►

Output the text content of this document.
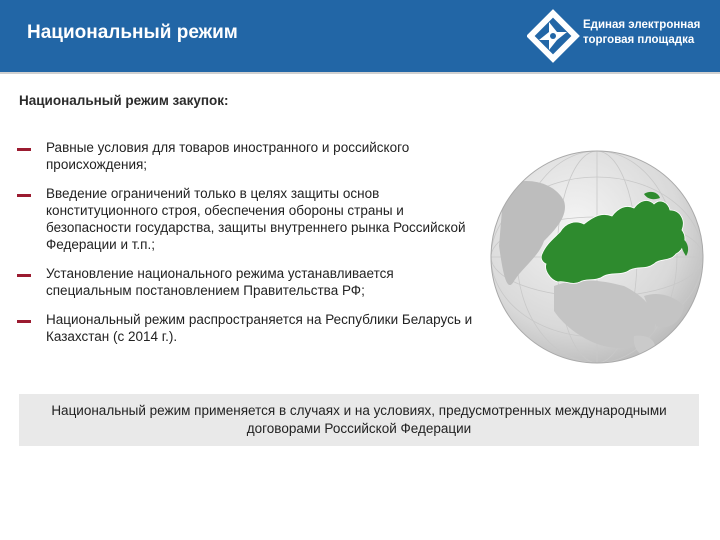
Национальный режим	Единая электронная
торговая площадка
Национальный режим закупок:
Равные условия для товаров иностранного и российского происхождения;
Введение ограничений только в целях защиты основ конституционного строя, обеспечения обороны страны и безопасности государства, защиты внутреннего рынка Российской Федерации и т.п.;
Установление национального режима устанавливается специальным постановлением Правительства РФ;
Национальный режим распространяется на Республики Беларусь и Казахстан (с 2014 г.).
Национальный режим применяется в случаях и на условиях, предусмотренных международными договорами Российской Федерации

◄

Request.
Repeat each record exactly as shown above, dropping all images.

Response to this task.
Output the text content of this document.
Национальный режим	Единая электронная
торговая площадка
Национальный режим закупок:
Равные условия для товаров иностранного и российского происхождения;
Введение ограничений только в целях защиты основ конституционного строя, обеспечения обороны страны и безопасности государства, защиты внутреннего рынка Российской Федерации и т.п.;
Установление национального режима устанавливается специальным постановлением Правительства РФ;
Национальный режим распространяется на Республики Беларусь и Казахстан (с 2014 г.).
Национальный режим применяется в случаях и на условиях, предусмотренных международными договорами Российской Федерации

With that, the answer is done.